§ **WHAT IS EXPECTED**: Could the listing below be reproduced exactly, minus its pictures?

§ **RECORDED DATA**:
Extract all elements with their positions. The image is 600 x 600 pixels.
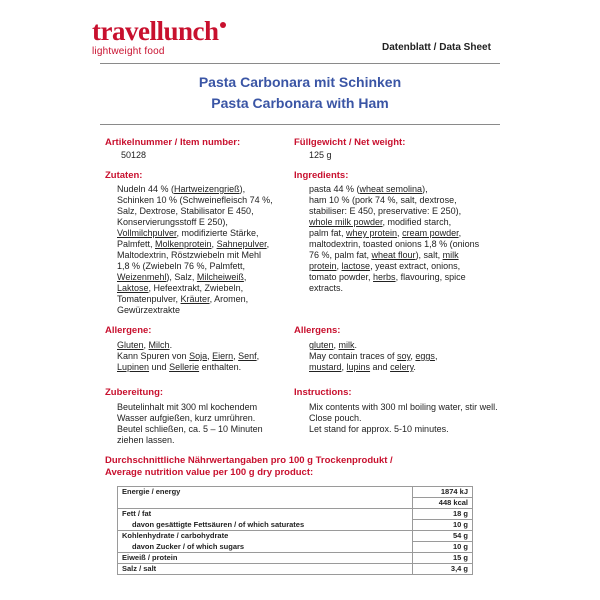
table-row xyxy=(118,498,473,509)
ingredients-en-label: Ingredients: xyxy=(294,170,349,181)
nutrient-label: davon gesättigte Fettsäuren / of which saturates xyxy=(118,520,413,531)
nutrient-value: 3,4 g xyxy=(413,564,473,575)
table-row xyxy=(118,553,473,564)
text-line: extracts. xyxy=(309,283,344,293)
prep-de-text xyxy=(117,402,292,446)
text-line: Schinken 10 % (Schweinefleisch 74 %, xyxy=(117,195,273,205)
text-line: ham 10 % (pork 74 %, salt, dextrose, xyxy=(309,195,457,205)
net-weight-value: 125 g xyxy=(309,150,332,160)
item-number-value: 50128 xyxy=(121,150,147,160)
nutrient-value: 10 g xyxy=(413,520,473,531)
text-line: Beutel schließen, ca. 5 – 10 Minuten xyxy=(117,424,263,434)
text-line: Close pouch. xyxy=(309,413,362,423)
nutrient-value: 15 g xyxy=(413,553,473,564)
table-row xyxy=(118,564,473,575)
text-line: Laktose, Hefeextrakt, Zwiebeln, xyxy=(117,283,244,293)
text-line: May contain traces of soy, eggs, xyxy=(309,351,438,361)
text-line: stabiliser: E 450, preservative: E 250), xyxy=(309,206,462,216)
prep-en-text xyxy=(309,402,524,435)
nutrient-label: Fett / fat xyxy=(118,509,413,520)
nutrient-label: Salz / salt xyxy=(118,564,413,575)
table-row xyxy=(118,509,473,520)
allergens-de-text xyxy=(117,340,292,373)
text-line: Konservierungsstoff E 250), xyxy=(117,217,228,227)
nutrient-value: 18 g xyxy=(413,509,473,520)
text-line: Wasser aufgießen, kurz umrühren. xyxy=(117,413,256,423)
nutrition-heading-en: Average nutrition value per 100 g dry product: xyxy=(105,467,314,478)
ingredients-de-text xyxy=(117,184,287,316)
divider-title xyxy=(100,124,500,125)
ingredients-en-text xyxy=(309,184,509,294)
allergens-en-text xyxy=(309,340,509,373)
text-line: Tomatenpulver, Kräuter, Aromen, xyxy=(117,294,249,304)
text-line: Lupinen und Sellerie enthalten. xyxy=(117,362,242,372)
title-german: Pasta Carbonara mit Schinken xyxy=(198,74,402,90)
brand-logo xyxy=(92,18,226,57)
text-line: Beutelinhalt mit 300 ml kochendem xyxy=(117,402,258,412)
table-row xyxy=(118,487,473,498)
nutrient-label: Eiweiß / protein xyxy=(118,553,413,564)
text-line: Salz, Dextrose, Stabilisator E 450, xyxy=(117,206,254,216)
divider-top xyxy=(100,63,500,64)
text-line: protein, lactose, yeast extract, onions, xyxy=(309,261,461,271)
text-line: Let stand for approx. 5-10 minutes. xyxy=(309,424,449,434)
ingredients-de-label: Zutaten: xyxy=(105,170,143,181)
title-english: Pasta Carbonara with Ham xyxy=(211,95,389,111)
text-line: mustard, lupins and celery. xyxy=(309,362,416,372)
text-line: Gluten, Milch. xyxy=(117,340,173,350)
allergens-en-label: Allergens: xyxy=(294,325,341,336)
nutrient-label xyxy=(118,498,413,509)
text-line: maltodextrin, toasted onions 1,8 % (onions xyxy=(309,239,480,249)
item-number-label: Artikelnummer / Item number: xyxy=(105,137,241,148)
brand-tagline: lightweight food xyxy=(92,46,165,57)
text-line: whole milk powder, modified starch, xyxy=(309,217,452,227)
text-line: Maltodextrin, Röstzwiebeln mit Mehl xyxy=(117,250,262,260)
text-line: Kann Spuren von Soja, Eiern, Senf, xyxy=(117,351,260,361)
text-line: Palmfett, Molkenprotein, Sahnepulver, xyxy=(117,239,270,249)
brand-name: travellunch xyxy=(92,18,226,45)
text-line: Nudeln 44 % (Hartweizengrieß), xyxy=(117,184,246,194)
logo-dot-icon xyxy=(220,22,226,28)
nutrient-value: 10 g xyxy=(413,542,473,553)
table-row xyxy=(118,531,473,542)
title-block xyxy=(100,72,500,114)
document-type: Datenblatt / Data Sheet xyxy=(382,42,491,53)
text-line: 76 %, palm fat, wheat flour), salt, milk xyxy=(309,250,459,260)
nutrition-heading xyxy=(105,455,393,479)
nutrient-value: 448 kcal xyxy=(413,498,473,509)
text-line: Mix contents with 300 ml boiling water, stir well. xyxy=(309,402,498,412)
text-line: 1,8 % (Zwiebeln 76 %, Palmfett, xyxy=(117,261,246,271)
nutrient-value: 1874 kJ xyxy=(413,487,473,498)
nutrient-value: 54 g xyxy=(413,531,473,542)
net-weight-label: Füllgewicht / Net weight: xyxy=(294,137,406,148)
nutrition-table xyxy=(117,486,473,575)
allergens-de-label: Allergene: xyxy=(105,325,152,336)
text-line: ziehen lassen. xyxy=(117,435,175,445)
text-line: Gewürzextrakte xyxy=(117,305,181,315)
text-line: gluten, milk. xyxy=(309,340,358,350)
text-line: Weizenmehl), Salz, Milcheiweiß, xyxy=(117,272,247,282)
text-line: palm fat, whey protein, cream powder, xyxy=(309,228,462,238)
text-line: tomato powder, herbs, flavouring, spice xyxy=(309,272,466,282)
nutrition-heading-de: Durchschnittliche Nährwertangaben pro 100 g Trockenprodukt / xyxy=(105,455,393,466)
text-line: pasta 44 % (wheat semolina), xyxy=(309,184,428,194)
text-line: Vollmilchpulver, modifizierte Stärke, xyxy=(117,228,259,238)
nutrient-label: Energie / energy xyxy=(118,487,413,498)
table-row xyxy=(118,542,473,553)
prep-de-label: Zubereitung: xyxy=(105,387,164,398)
nutrient-label: davon Zucker / of which sugars xyxy=(118,542,413,553)
prep-en-label: Instructions: xyxy=(294,387,352,398)
table-row xyxy=(118,520,473,531)
nutrient-label: Kohlenhydrate / carbohydrate xyxy=(118,531,413,542)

§ **OUTPUT OF THE EXERCISE**:
Extract all elements with their positions. The image is 600 x 600 pixels.
table-row xyxy=(118,498,473,509)
ingredients-en-label: Ingredients: xyxy=(294,170,349,181)
nutrient-label: davon gesättigte Fettsäuren / of which saturates xyxy=(118,520,413,531)
nutrient-value: 3,4 g xyxy=(413,564,473,575)
table-row xyxy=(118,553,473,564)
text-line: extracts. xyxy=(309,283,344,293)
prep-de-text xyxy=(117,402,292,446)
text-line: Schinken 10 % (Schweinefleisch 74 %, xyxy=(117,195,273,205)
text-line: ham 10 % (pork 74 %, salt, dextrose, xyxy=(309,195,457,205)
net-weight-value: 125 g xyxy=(309,150,332,160)
item-number-value: 50128 xyxy=(121,150,147,160)
nutrient-value: 10 g xyxy=(413,520,473,531)
text-line: Beutel schließen, ca. 5 – 10 Minuten xyxy=(117,424,263,434)
text-line: Close pouch. xyxy=(309,413,362,423)
nutrient-value: 15 g xyxy=(413,553,473,564)
table-row xyxy=(118,564,473,575)
text-line: Laktose, Hefeextrakt, Zwiebeln, xyxy=(117,283,244,293)
text-line: May contain traces of soy, eggs, xyxy=(309,351,438,361)
text-line: stabiliser: E 450, preservative: E 250), xyxy=(309,206,462,216)
prep-en-text xyxy=(309,402,524,435)
nutrient-label: Fett / fat xyxy=(118,509,413,520)
nutrient-label: Salz / salt xyxy=(118,564,413,575)
table-row xyxy=(118,509,473,520)
allergens-de-text xyxy=(117,340,292,373)
text-line: Konservierungsstoff E 250), xyxy=(117,217,228,227)
nutrient-value: 18 g xyxy=(413,509,473,520)
text-line: Wasser aufgießen, kurz umrühren. xyxy=(117,413,256,423)
nutrition-heading-en: Average nutrition value per 100 g dry product: xyxy=(105,467,314,478)
ingredients-de-text xyxy=(117,184,287,316)
divider-title xyxy=(100,124,500,125)
ingredients-en-text xyxy=(309,184,509,294)
allergens-en-text xyxy=(309,340,509,373)
text-line: Tomatenpulver, Kräuter, Aromen, xyxy=(117,294,249,304)
text-line: Lupinen und Sellerie enthalten. xyxy=(117,362,242,372)
title-german: Pasta Carbonara mit Schinken xyxy=(198,74,402,90)
brand-logo xyxy=(92,18,226,57)
text-line: Beutelinhalt mit 300 ml kochendem xyxy=(117,402,258,412)
table-row xyxy=(118,487,473,498)
nutrient-label: Eiweiß / protein xyxy=(118,553,413,564)
text-line: Salz, Dextrose, Stabilisator E 450, xyxy=(117,206,254,216)
divider-top xyxy=(100,63,500,64)
text-line: protein, lactose, yeast extract, onions, xyxy=(309,261,461,271)
text-line: Let stand for approx. 5-10 minutes. xyxy=(309,424,449,434)
ingredients-de-label: Zutaten: xyxy=(105,170,143,181)
title-english: Pasta Carbonara with Ham xyxy=(211,95,389,111)
text-line: mustard, lupins and celery. xyxy=(309,362,416,372)
text-line: Gluten, Milch. xyxy=(117,340,173,350)
allergens-en-label: Allergens: xyxy=(294,325,341,336)
nutrient-label xyxy=(118,498,413,509)
text-line: maltodextrin, toasted onions 1,8 % (onions xyxy=(309,239,480,249)
item-number-label: Artikelnummer / Item number: xyxy=(105,137,241,148)
brand-tagline: lightweight food xyxy=(92,46,165,57)
text-line: whole milk powder, modified starch, xyxy=(309,217,452,227)
text-line: Maltodextrin, Röstzwiebeln mit Mehl xyxy=(117,250,262,260)
text-line: Kann Spuren von Soja, Eiern, Senf, xyxy=(117,351,260,361)
text-line: Palmfett, Molkenprotein, Sahnepulver, xyxy=(117,239,270,249)
brand-name: travellunch xyxy=(92,18,226,45)
text-line: Nudeln 44 % (Hartweizengrieß), xyxy=(117,184,246,194)
logo-dot-icon xyxy=(220,22,226,28)
nutrient-value: 10 g xyxy=(413,542,473,553)
table-row xyxy=(118,531,473,542)
title-block xyxy=(100,72,500,114)
document-type: Datenblatt / Data Sheet xyxy=(382,42,491,53)
text-line: 76 %, palm fat, wheat flour), salt, milk xyxy=(309,250,459,260)
nutrition-heading xyxy=(105,455,393,479)
nutrient-value: 448 kcal xyxy=(413,498,473,509)
text-line: Mix contents with 300 ml boiling water, stir well. xyxy=(309,402,498,412)
text-line: 1,8 % (Zwiebeln 76 %, Palmfett, xyxy=(117,261,246,271)
nutrient-value: 1874 kJ xyxy=(413,487,473,498)
nutrient-value: 54 g xyxy=(413,531,473,542)
net-weight-label: Füllgewicht / Net weight: xyxy=(294,137,406,148)
nutrition-table xyxy=(117,486,473,575)
allergens-de-label: Allergene: xyxy=(105,325,152,336)
text-line: ziehen lassen. xyxy=(117,435,175,445)
text-line: Gewürzextrakte xyxy=(117,305,181,315)
text-line: gluten, milk. xyxy=(309,340,358,350)
text-line: Weizenmehl), Salz, Milcheiweiß, xyxy=(117,272,247,282)
text-line: palm fat, whey protein, cream powder, xyxy=(309,228,462,238)
text-line: tomato powder, herbs, flavouring, spice xyxy=(309,272,466,282)
nutrition-heading-de: Durchschnittliche Nährwertangaben pro 100 g Trockenprodukt / xyxy=(105,455,393,466)
text-line: pasta 44 % (wheat semolina), xyxy=(309,184,428,194)
text-line: Vollmilchpulver, modifizierte Stärke, xyxy=(117,228,259,238)
nutrient-label: Energie / energy xyxy=(118,487,413,498)
table-row xyxy=(118,542,473,553)
prep-de-label: Zubereitung: xyxy=(105,387,164,398)
nutrient-label: davon Zucker / of which sugars xyxy=(118,542,413,553)
prep-en-label: Instructions: xyxy=(294,387,352,398)
table-row xyxy=(118,520,473,531)
nutrient-label: Kohlenhydrate / carbohydrate xyxy=(118,531,413,542)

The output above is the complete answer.